▶ [Instructions for the task]: Leave out the pictures and transcribe everything else exactly.

□ □ □ □ □

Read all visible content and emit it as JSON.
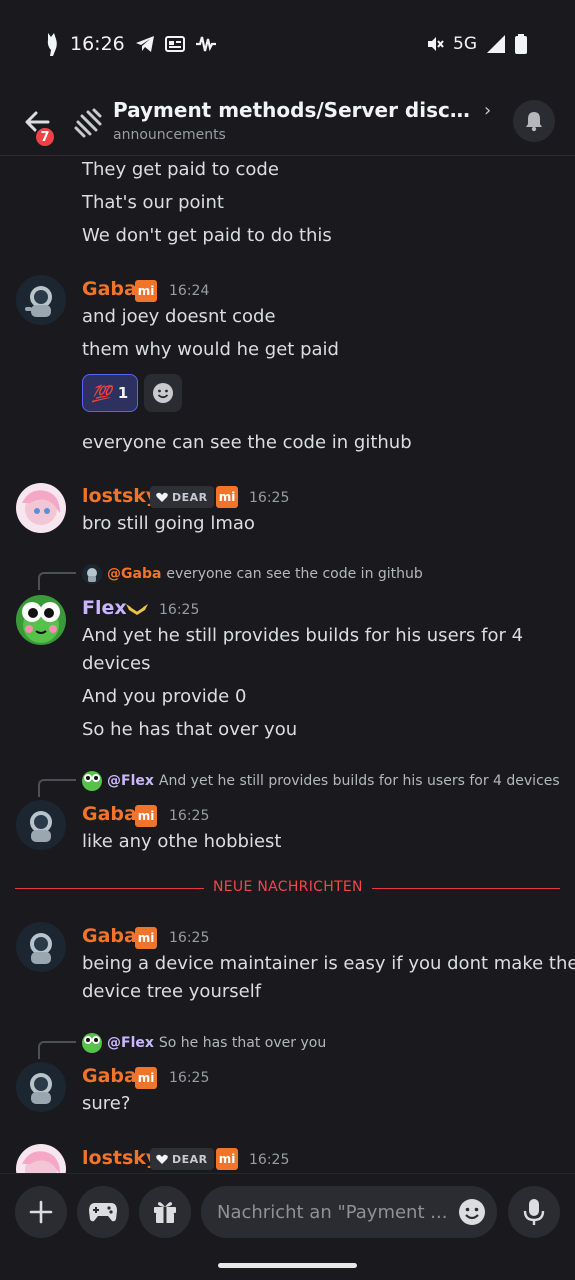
{
  "status_bar": {
    "time": "16:26",
    "network": "5G"
  },
  "header": {
    "unread_count": "7",
    "title": "Payment methods/Server discuss...",
    "subtitle": "announcements"
  },
  "colors": {
    "accent": "#5865f2",
    "orange_name": "#f0742a",
    "flex_name": "#c9b6ff",
    "new_messages": "#f0474a"
  },
  "messages": {
    "m0_lines": [
      "They get paid to code",
      "That's our point",
      "We don't get paid to do this"
    ],
    "m1": {
      "user": "Gaba",
      "time": "16:24",
      "lines": [
        "and joey doesnt code",
        "them why would he get paid"
      ],
      "reaction": {
        "emoji": "💯",
        "count": "1"
      },
      "after": "everyone can see the code in github"
    },
    "m2": {
      "user": "lostsky",
      "tag": "DEAR",
      "time": "16:25",
      "lines": [
        "bro still going lmao"
      ]
    },
    "m3": {
      "reply_mention": "@Gaba",
      "reply_text": "everyone can see the code in github",
      "user": "Flex",
      "time": "16:25",
      "lines": [
        "And yet he still provides builds for his users for 4",
        "devices",
        "And you provide 0",
        "So he has that over you"
      ]
    },
    "m4": {
      "reply_mention": "@Flex",
      "reply_text": "And yet he still provides builds for his users for 4 devices",
      "user": "Gaba",
      "time": "16:25",
      "lines": [
        "like any othe hobbiest"
      ]
    },
    "divider": "NEUE NACHRICHTEN",
    "m5": {
      "user": "Gaba",
      "time": "16:25",
      "lines": [
        "being a device maintainer is easy if you dont make the",
        "device tree yourself"
      ]
    },
    "m6": {
      "reply_mention": "@Flex",
      "reply_text": "So he has that over you",
      "user": "Gaba",
      "time": "16:25",
      "lines": [
        "sure?"
      ]
    },
    "m7": {
      "user": "lostsky",
      "tag": "DEAR",
      "time": "16:25"
    }
  },
  "composer": {
    "placeholder": "Nachricht an \"Payment ..."
  },
  "badge_mi": "mi"
}
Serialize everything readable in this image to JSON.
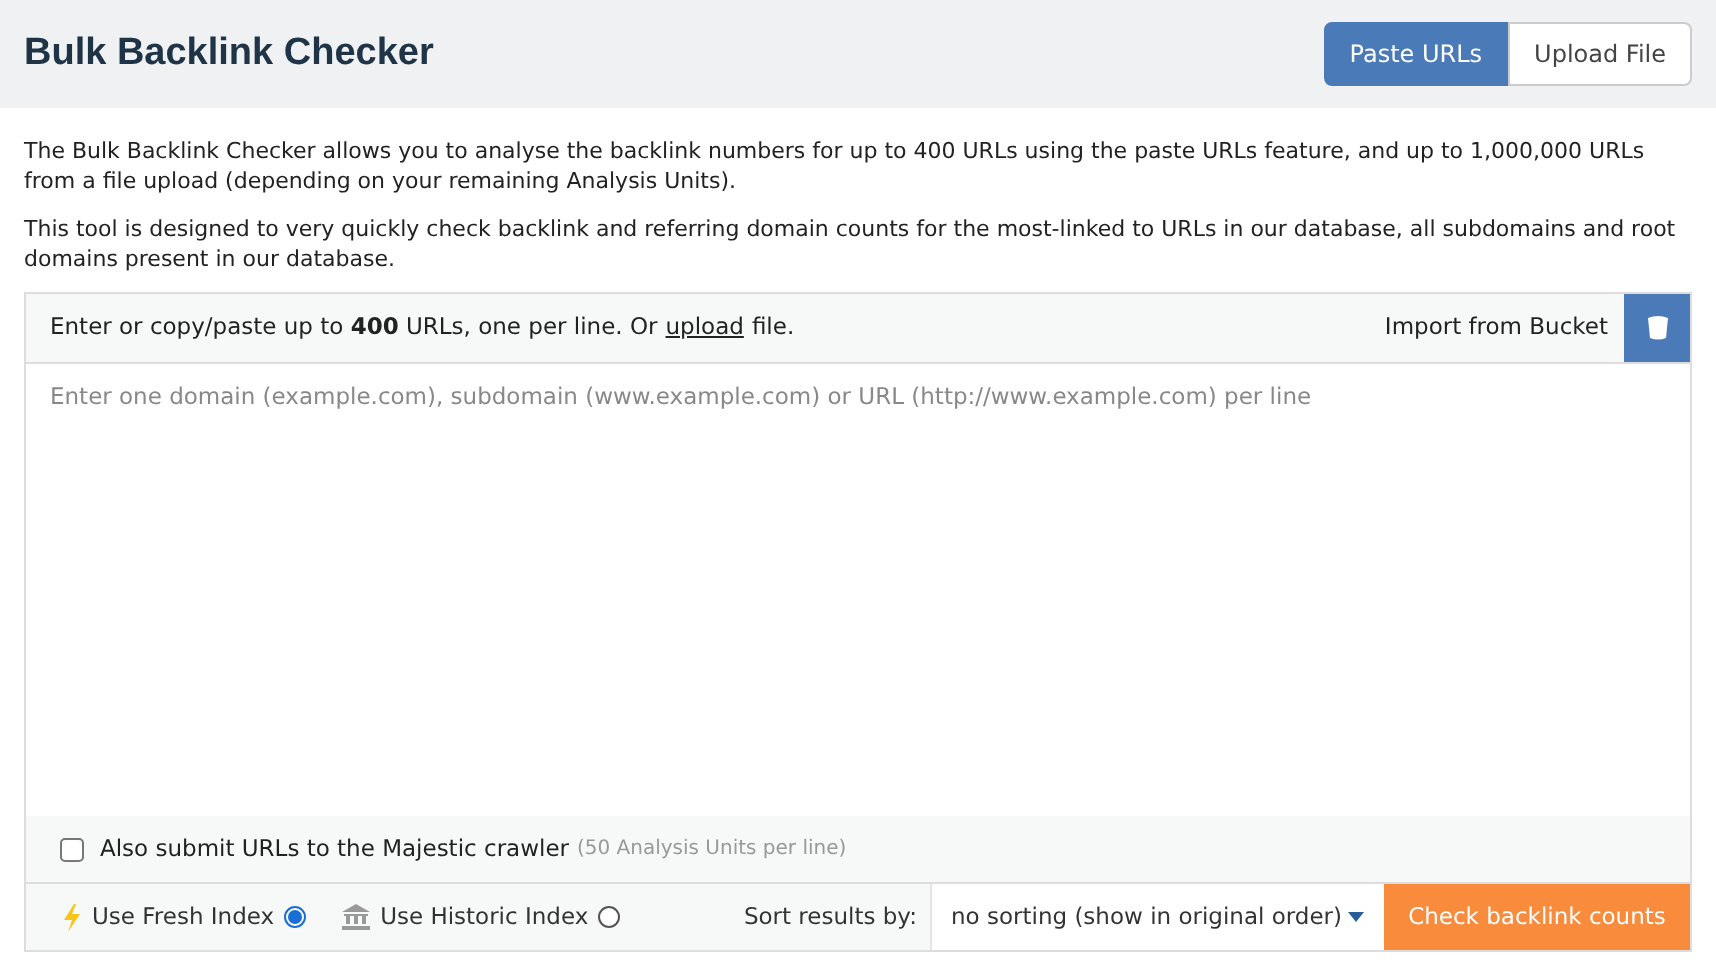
{
  "header": {
    "title": "Bulk Backlink Checker",
    "tabs": [
      {
        "label": "Paste URLs",
        "selected": true
      },
      {
        "label": "Upload File",
        "selected": false
      }
    ]
  },
  "intro": [
    "The Bulk Backlink Checker allows you to analyse the backlink numbers for up to 400 URLs using the paste URLs feature, and up to 1,000,000 URLs from a file upload (depending on your remaining Analysis Units).",
    "This tool is designed to very quickly check backlink and referring domain counts for the most-linked to URLs in our database, all subdomains and root domains present in our database."
  ],
  "input_panel": {
    "instruction": "Enter or copy/paste up to **400** URLs, one per line. Or",
    "upload_link": "upload",
    "instruction_end": "file.",
    "import_label": "Import from Bucket",
    "placeholder": "Enter one domain (example.com), subdomain (www.example.com) or URL (http://www.example.com) per line"
  },
  "crawler_option": {
    "label": "Also submit URLs to the Majestic crawler",
    "note": "(50 Analysis Units per line)",
    "checked": false
  },
  "index_options": [
    {
      "label": "Use Fresh Index",
      "kind": "fresh",
      "selected": true
    },
    {
      "label": "Use Historic Index",
      "kind": "historic",
      "selected": false
    }
  ],
  "sort": {
    "label": "Sort results by:",
    "value": "no sorting (show in original order)"
  },
  "submit_button": "Check backlink counts"
}
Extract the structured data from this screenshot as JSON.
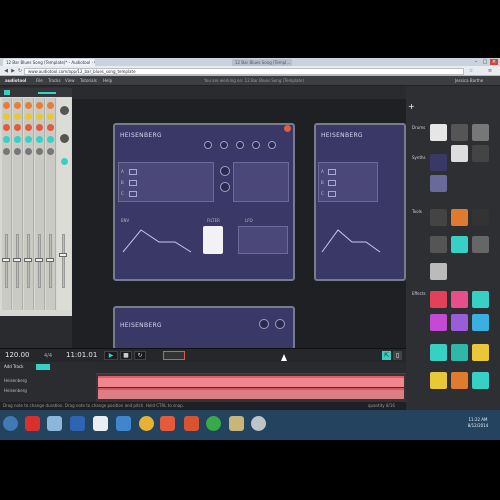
{
  "browser": {
    "tab_title": "12 Bar Blues Song (Template)* - Audiotool - Google Chrome",
    "inactive_tab": "12 Bar Blues Song (Templ...",
    "url": "www.audiotool.com/app/12_bar_blues_song_template"
  },
  "app": {
    "logo": "audiotool",
    "menu": [
      "File",
      "Tracks",
      "View",
      "Tutorials",
      "Help"
    ],
    "status": "You are working on: 12 Bar Blues Song (Template)",
    "user": "Jessica Barthe"
  },
  "synth": {
    "name": "HEISENBERG",
    "section_labels": [
      "OSC",
      "FILTER",
      "ENV",
      "LFO"
    ],
    "osc_rows": [
      "A",
      "B",
      "C"
    ]
  },
  "sidebar": {
    "sections": [
      "Drums",
      "Synths",
      "Tools",
      "Effects"
    ],
    "colors": {
      "drums": "#e6e6e6",
      "synths": "#6a6a9a",
      "tools": "#e07a2e",
      "effects": "#36d1c4"
    }
  },
  "transport": {
    "bpm": "120.00",
    "signature": "4/4",
    "position": "11:01.01",
    "add_track": "Add Track",
    "track_names": [
      "Heisenberg",
      "Heisenberg"
    ]
  },
  "statusbar": {
    "hint": "Drag note to change duration. Drag note to change position and pitch. Hold CTRL to snap.",
    "right": "quantity 8/16"
  },
  "taskbar": {
    "time": "11:22 AM",
    "date": "8/12/2014"
  }
}
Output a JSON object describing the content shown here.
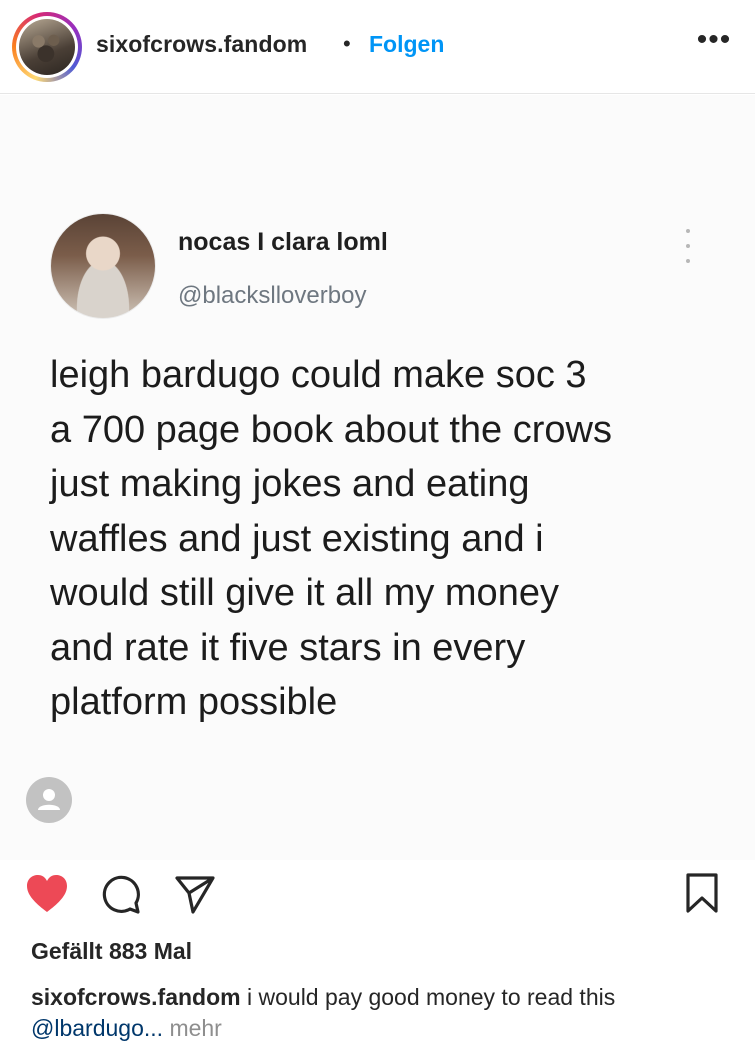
{
  "header": {
    "username": "sixofcrows.fandom",
    "separator": "•",
    "follow_label": "Folgen",
    "more_label": "•••",
    "avatar_icon": "profile-avatar"
  },
  "post": {
    "tweet": {
      "name": "nocas I clara loml",
      "handle": "@blackslloverboy",
      "text": "leigh bardugo could make soc 3\na 700 page book about the crows\njust making jokes and eating\nwaffles and just existing and i\nwould still give it all my money\nand rate it five stars in every\nplatform possible"
    },
    "tag_icon": "person-tag-icon"
  },
  "actions": {
    "like_icon": "heart-icon",
    "comment_icon": "comment-icon",
    "share_icon": "send-icon",
    "save_icon": "bookmark-icon",
    "like_color": "#ed4956"
  },
  "meta": {
    "likes_text": "Gefällt 883 Mal",
    "caption_user": "sixofcrows.fandom",
    "caption_text": " i would pay good money to read this",
    "caption_mention": "@lbardugo",
    "caption_ellipsis": "... ",
    "more_label": "mehr"
  },
  "colors": {
    "link_blue": "#0095f6",
    "text": "#262626",
    "muted": "#8e8e8e"
  }
}
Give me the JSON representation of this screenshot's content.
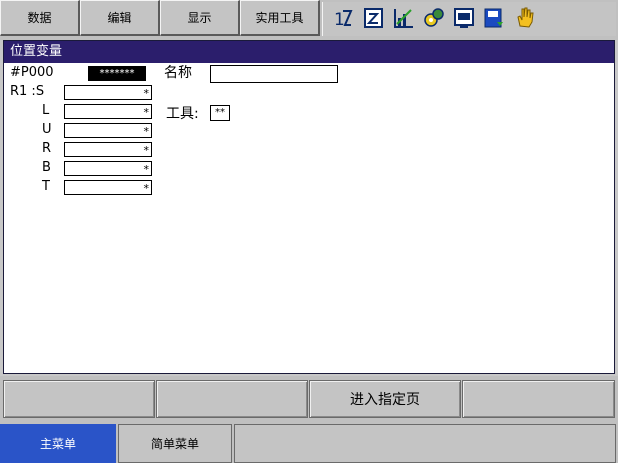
{
  "menu": [
    {
      "label": "数据"
    },
    {
      "label": "编辑"
    },
    {
      "label": "显示"
    },
    {
      "label": "实用工具"
    }
  ],
  "toolbar_icons": [
    "axis-order-icon",
    "edit-icon",
    "chart-icon",
    "gears-icon",
    "monitor-icon",
    "save-icon",
    "hand-icon"
  ],
  "panel": {
    "title": "位置变量",
    "variable_label": "#P000",
    "variable_value": "*******",
    "name_label": "名称",
    "name_value": "",
    "tool_label": "工具:",
    "tool_value": "**",
    "robot_label": "R1 :S",
    "axes": [
      {
        "label": "L",
        "value": "*"
      },
      {
        "label": "U",
        "value": "*"
      },
      {
        "label": "R",
        "value": "*"
      },
      {
        "label": "B",
        "value": "*"
      },
      {
        "label": "T",
        "value": "*"
      }
    ],
    "s_value": "*"
  },
  "function_buttons": [
    "",
    "",
    "进入指定页",
    ""
  ],
  "bottom_tabs": {
    "main": "主菜单",
    "simple": "简单菜单"
  },
  "colors": {
    "title_bar": "#2b1e6c",
    "main_tab": "#2a54c8",
    "background": "#c0c0c0"
  }
}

□ □ □ □ □

▶ [Exercise answer]:
Read all visible content and emit it as JSON.
{
  "status_bar": {
    "time": "16:26",
    "network": "5G"
  },
  "header": {
    "unread_count": "7",
    "title": "Payment methods/Server discuss...",
    "subtitle": "announcements"
  },
  "colors": {
    "accent": "#5865f2",
    "orange_name": "#f0742a",
    "flex_name": "#c9b6ff",
    "new_messages": "#f0474a"
  },
  "messages": {
    "m0_lines": [
      "They get paid to code",
      "That's our point",
      "We don't get paid to do this"
    ],
    "m1": {
      "user": "Gaba",
      "time": "16:24",
      "lines": [
        "and joey doesnt code",
        "them why would he get paid"
      ],
      "reaction": {
        "emoji": "💯",
        "count": "1"
      },
      "after": "everyone can see the code in github"
    },
    "m2": {
      "user": "lostsky",
      "tag": "DEAR",
      "time": "16:25",
      "lines": [
        "bro still going lmao"
      ]
    },
    "m3": {
      "reply_mention": "@Gaba",
      "reply_text": "everyone can see the code in github",
      "user": "Flex",
      "time": "16:25",
      "lines": [
        "And yet he still provides builds for his users for 4",
        "devices",
        "And you provide 0",
        "So he has that over you"
      ]
    },
    "m4": {
      "reply_mention": "@Flex",
      "reply_text": "And yet he still provides builds for his users for 4 devices",
      "user": "Gaba",
      "time": "16:25",
      "lines": [
        "like any othe hobbiest"
      ]
    },
    "divider": "NEUE NACHRICHTEN",
    "m5": {
      "user": "Gaba",
      "time": "16:25",
      "lines": [
        "being a device maintainer is easy if you dont make the",
        "device tree yourself"
      ]
    },
    "m6": {
      "reply_mention": "@Flex",
      "reply_text": "So he has that over you",
      "user": "Gaba",
      "time": "16:25",
      "lines": [
        "sure?"
      ]
    },
    "m7": {
      "user": "lostsky",
      "tag": "DEAR",
      "time": "16:25"
    }
  },
  "composer": {
    "placeholder": "Nachricht an \"Payment ..."
  },
  "badge_mi": "mi"
}
Serialize everything readable in this image to JSON.
{
  "header": {
    "title": "Bulk Backlink Checker",
    "tabs": [
      {
        "label": "Paste URLs",
        "selected": true
      },
      {
        "label": "Upload File",
        "selected": false
      }
    ]
  },
  "intro": [
    "The Bulk Backlink Checker allows you to analyse the backlink numbers for up to 400 URLs using the paste URLs feature, and up to 1,000,000 URLs from a file upload (depending on your remaining Analysis Units).",
    "This tool is designed to very quickly check backlink and referring domain counts for the most-linked to URLs in our database, all subdomains and root domains present in our database."
  ],
  "input_panel": {
    "instruction": "Enter or copy/paste up to **400** URLs, one per line. Or",
    "upload_link": "upload",
    "instruction_end": "file.",
    "import_label": "Import from Bucket",
    "placeholder": "Enter one domain (example.com), subdomain (www.example.com) or URL (http://www.example.com) per line"
  },
  "crawler_option": {
    "label": "Also submit URLs to the Majestic crawler",
    "note": "(50 Analysis Units per line)",
    "checked": false
  },
  "index_options": [
    {
      "label": "Use Fresh Index",
      "kind": "fresh",
      "selected": true
    },
    {
      "label": "Use Historic Index",
      "kind": "historic",
      "selected": false
    }
  ],
  "sort": {
    "label": "Sort results by:",
    "value": "no sorting (show in original order)"
  },
  "submit_button": "Check backlink counts"
}
Extract the structured data from this screenshot as JSON.
{
  "browser": {
    "tab_title": "12 Bar Blues Song (Template)* - Audiotool - Google Chrome",
    "inactive_tab": "12 Bar Blues Song (Templ...",
    "url": "www.audiotool.com/app/12_bar_blues_song_template"
  },
  "app": {
    "logo": "audiotool",
    "menu": [
      "File",
      "Tracks",
      "View",
      "Tutorials",
      "Help"
    ],
    "status": "You are working on: 12 Bar Blues Song (Template)",
    "user": "Jessica Barthe"
  },
  "synth": {
    "name": "HEISENBERG",
    "section_labels": [
      "OSC",
      "FILTER",
      "ENV",
      "LFO"
    ],
    "osc_rows": [
      "A",
      "B",
      "C"
    ]
  },
  "sidebar": {
    "sections": [
      "Drums",
      "Synths",
      "Tools",
      "Effects"
    ],
    "colors": {
      "drums": "#e6e6e6",
      "synths": "#6a6a9a",
      "tools": "#e07a2e",
      "effects": "#36d1c4"
    }
  },
  "transport": {
    "bpm": "120.00",
    "signature": "4/4",
    "position": "11:01.01",
    "add_track": "Add Track",
    "track_names": [
      "Heisenberg",
      "Heisenberg"
    ]
  },
  "statusbar": {
    "hint": "Drag note to change duration. Drag note to change position and pitch. Hold CTRL to snap.",
    "right": "quantity 8/16"
  },
  "taskbar": {
    "time": "11:22 AM",
    "date": "8/12/2014"
  }
}
Output a JSON object describing the content shown here.
{
  "header": {
    "username": "sixofcrows.fandom",
    "separator": "•",
    "follow_label": "Folgen",
    "more_label": "•••",
    "avatar_icon": "profile-avatar"
  },
  "post": {
    "tweet": {
      "name": "nocas I clara loml",
      "handle": "@blackslloverboy",
      "text": "leigh bardugo could make soc 3\na 700 page book about the crows\njust making jokes and eating\nwaffles and just existing and i\nwould still give it all my money\nand rate it five stars in every\nplatform possible"
    },
    "tag_icon": "person-tag-icon"
  },
  "actions": {
    "like_icon": "heart-icon",
    "comment_icon": "comment-icon",
    "share_icon": "send-icon",
    "save_icon": "bookmark-icon",
    "like_color": "#ed4956"
  },
  "meta": {
    "likes_text": "Gefällt 883 Mal",
    "caption_user": "sixofcrows.fandom",
    "caption_text": " i would pay good money to read this",
    "caption_mention": "@lbardugo",
    "caption_ellipsis": "... ",
    "more_label": "mehr"
  },
  "colors": {
    "link_blue": "#0095f6",
    "text": "#262626",
    "muted": "#8e8e8e"
  }
}
Give me the JSON representation of this screenshot's content.
{
  "menu": [
    {
      "label": "数据"
    },
    {
      "label": "编辑"
    },
    {
      "label": "显示"
    },
    {
      "label": "实用工具"
    }
  ],
  "toolbar_icons": [
    "axis-order-icon",
    "edit-icon",
    "chart-icon",
    "gears-icon",
    "monitor-icon",
    "save-icon",
    "hand-icon"
  ],
  "panel": {
    "title": "位置变量",
    "variable_label": "#P000",
    "variable_value": "*******",
    "name_label": "名称",
    "name_value": "",
    "tool_label": "工具:",
    "tool_value": "**",
    "robot_label": "R1 :S",
    "axes": [
      {
        "label": "L",
        "value": "*"
      },
      {
        "label": "U",
        "value": "*"
      },
      {
        "label": "R",
        "value": "*"
      },
      {
        "label": "B",
        "value": "*"
      },
      {
        "label": "T",
        "value": "*"
      }
    ],
    "s_value": "*"
  },
  "function_buttons": [
    "",
    "",
    "进入指定页",
    ""
  ],
  "bottom_tabs": {
    "main": "主菜单",
    "simple": "简单菜单"
  },
  "colors": {
    "title_bar": "#2b1e6c",
    "main_tab": "#2a54c8",
    "background": "#c0c0c0"
  }
}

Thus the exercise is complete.